● **Materials provided**
----------------------------------------

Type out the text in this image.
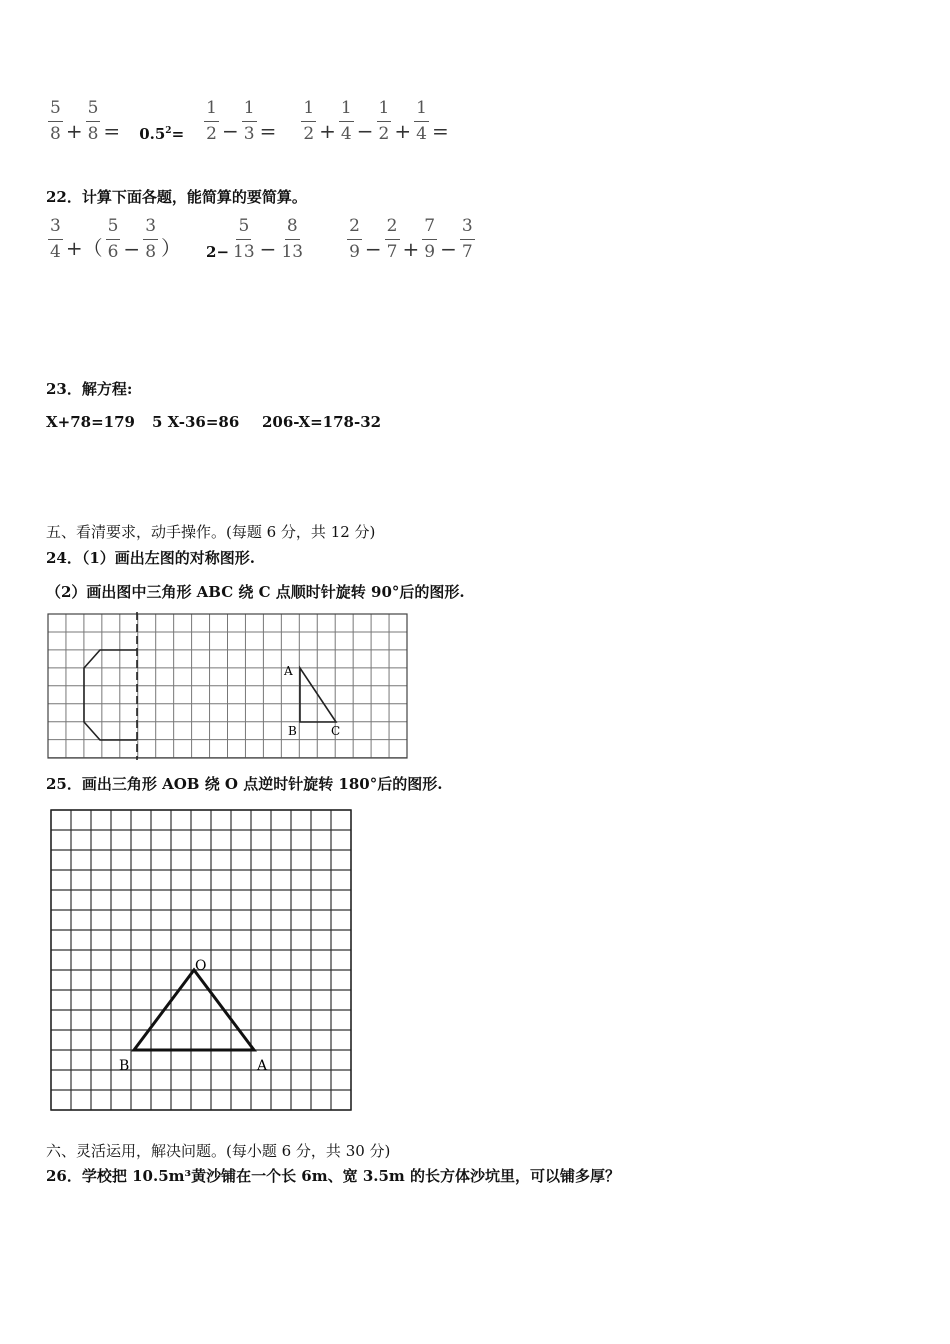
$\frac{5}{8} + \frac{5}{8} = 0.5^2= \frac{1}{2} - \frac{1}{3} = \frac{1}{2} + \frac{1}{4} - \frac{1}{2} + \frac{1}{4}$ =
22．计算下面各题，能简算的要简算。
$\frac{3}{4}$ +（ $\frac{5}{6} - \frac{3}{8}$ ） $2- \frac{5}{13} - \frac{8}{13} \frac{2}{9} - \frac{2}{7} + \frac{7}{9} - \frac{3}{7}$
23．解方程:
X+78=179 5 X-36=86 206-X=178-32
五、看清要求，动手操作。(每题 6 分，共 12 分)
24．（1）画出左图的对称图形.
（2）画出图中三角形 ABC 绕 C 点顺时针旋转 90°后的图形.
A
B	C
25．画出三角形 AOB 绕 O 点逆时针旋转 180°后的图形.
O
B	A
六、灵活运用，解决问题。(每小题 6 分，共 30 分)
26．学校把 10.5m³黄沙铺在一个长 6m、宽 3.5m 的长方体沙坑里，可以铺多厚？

----------------------------------------

● **What the task requires**
Reproduce each entry verbatim, excluding any embedded images.

● **Correct response**
Type out the text in this image.
$\frac{5}{8} + \frac{5}{8} = 0.5^2= \frac{1}{2} - \frac{1}{3} = \frac{1}{2} + \frac{1}{4} - \frac{1}{2} + \frac{1}{4}$ =
22．计算下面各题，能简算的要简算。
$\frac{3}{4}$ +（ $\frac{5}{6} - \frac{3}{8}$ ） $2- \frac{5}{13} - \frac{8}{13} \frac{2}{9} - \frac{2}{7} + \frac{7}{9} - \frac{3}{7}$
23．解方程:
X+78=179 5 X-36=86 206-X=178-32
五、看清要求，动手操作。(每题 6 分，共 12 分)
24．（1）画出左图的对称图形.
（2）画出图中三角形 ABC 绕 C 点顺时针旋转 90°后的图形.
A
B	C
25．画出三角形 AOB 绕 O 点逆时针旋转 180°后的图形.
O
B	A
六、灵活运用，解决问题。(每小题 6 分，共 30 分)
26．学校把 10.5m³黄沙铺在一个长 6m、宽 3.5m 的长方体沙坑里，可以铺多厚？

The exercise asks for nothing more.